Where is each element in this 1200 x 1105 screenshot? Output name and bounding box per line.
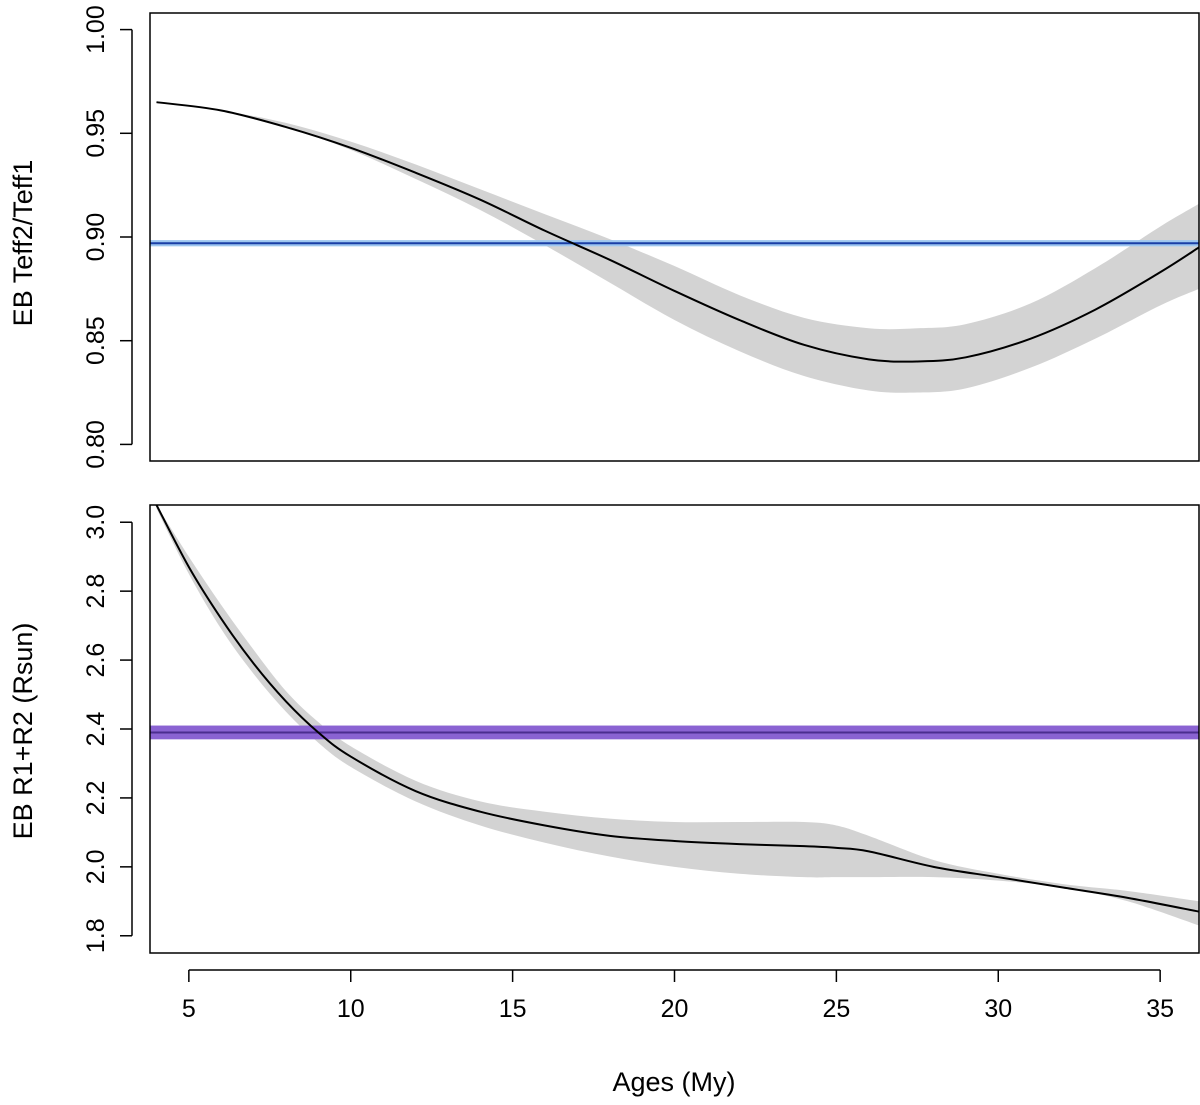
x-tick-label: 15 (499, 995, 527, 1023)
bottom-model-line (155, 505, 1199, 913)
top-y-axis: 0.80 0.85 0.90 0.95 1.00 (82, 5, 133, 469)
bottom-y-axis: 1.8 2.0 2.2 2.4 2.6 2.8 3.0 (82, 505, 133, 953)
y-tick-label: 2.2 (82, 781, 110, 816)
bottom-y-axis-label: EB R1+R2 (Rsun) (8, 623, 38, 840)
y-tick-label: 1.00 (82, 5, 110, 54)
bottom-uncertainty-band (156, 505, 1199, 926)
y-tick-label: 3.0 (82, 505, 110, 540)
panel-bottom: 1.8 2.0 2.2 2.4 2.6 2.8 3.0 5 10 15 20 25 30 35 EB R… (8, 504, 1200, 1097)
x-axis-label: Ages (My) (612, 1067, 735, 1097)
bottom-x-axis: 5 10 15 20 25 30 35 (182, 969, 1174, 1023)
x-tick-label: 35 (1146, 995, 1174, 1023)
y-tick-label: 0.95 (82, 109, 110, 158)
top-y-axis-label: EB Teff2/Teff1 (8, 160, 38, 327)
y-tick-label: 1.8 (82, 918, 110, 953)
x-tick-label: 5 (182, 995, 196, 1023)
y-tick-label: 0.90 (82, 213, 110, 262)
y-tick-label: 2.8 (82, 574, 110, 609)
top-model-line (156, 101, 1199, 363)
y-tick-label: 2.6 (82, 643, 110, 678)
panel-top: 0.80 0.85 0.90 0.95 1.00 EB Teff2/Teff1 (8, 5, 1200, 469)
x-tick-label: 25 (822, 995, 850, 1023)
y-tick-label: 2.4 (82, 712, 110, 747)
bottom-plot-frame (149, 504, 1200, 954)
y-tick-label: 2.0 (82, 849, 110, 884)
top-uncertainty-band (156, 102, 1199, 393)
y-tick-label: 0.80 (82, 420, 110, 469)
x-tick-label: 20 (661, 995, 689, 1023)
top-plot-frame (149, 12, 1200, 462)
x-tick-label: 10 (337, 995, 365, 1023)
y-tick-label: 0.85 (82, 316, 110, 365)
x-tick-label: 30 (984, 995, 1012, 1023)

# # # #

**Written instruction**
Rewrite the entries starting with the line that contains "x-tick-label: 15 (499, 995, 527, 1023)" and going on through the line that contains "y-tick-label: 2.0 (82, 849, 110, 884)", replacing "uncertainty-band" with "error-band" and leaving everything else unchanged.

**Written reply**
x-tick-label: 15 (499, 995, 527, 1023)
bottom-model-line (155, 505, 1199, 913)
top-y-axis: 0.80 0.85 0.90 0.95 1.00 (82, 5, 133, 469)
bottom-y-axis: 1.8 2.0 2.2 2.4 2.6 2.8 3.0 (82, 505, 133, 953)
y-tick-label: 2.2 (82, 781, 110, 816)
bottom-y-axis-label: EB R1+R2 (Rsun) (8, 623, 38, 840)
y-tick-label: 1.00 (82, 5, 110, 54)
bottom-error-band (156, 505, 1199, 926)
y-tick-label: 3.0 (82, 505, 110, 540)
panel-bottom: 1.8 2.0 2.2 2.4 2.6 2.8 3.0 5 10 15 20 25 30 35 EB R… (8, 504, 1200, 1097)
x-axis-label: Ages (My) (612, 1067, 735, 1097)
bottom-x-axis: 5 10 15 20 25 30 35 (182, 969, 1174, 1023)
x-tick-label: 35 (1146, 995, 1174, 1023)
y-tick-label: 0.95 (82, 109, 110, 158)
top-y-axis-label: EB Teff2/Teff1 (8, 160, 38, 327)
y-tick-label: 1.8 (82, 918, 110, 953)
x-tick-label: 5 (182, 995, 196, 1023)
y-tick-label: 0.90 (82, 213, 110, 262)
y-tick-label: 2.8 (82, 574, 110, 609)
top-model-line (156, 101, 1199, 363)
y-tick-label: 2.6 (82, 643, 110, 678)
panel-top: 0.80 0.85 0.90 0.95 1.00 EB Teff2/Teff1 (8, 5, 1200, 469)
x-tick-label: 25 (822, 995, 850, 1023)
y-tick-label: 2.4 (82, 712, 110, 747)
bottom-plot-frame (149, 504, 1200, 954)
y-tick-label: 2.0 (82, 849, 110, 884)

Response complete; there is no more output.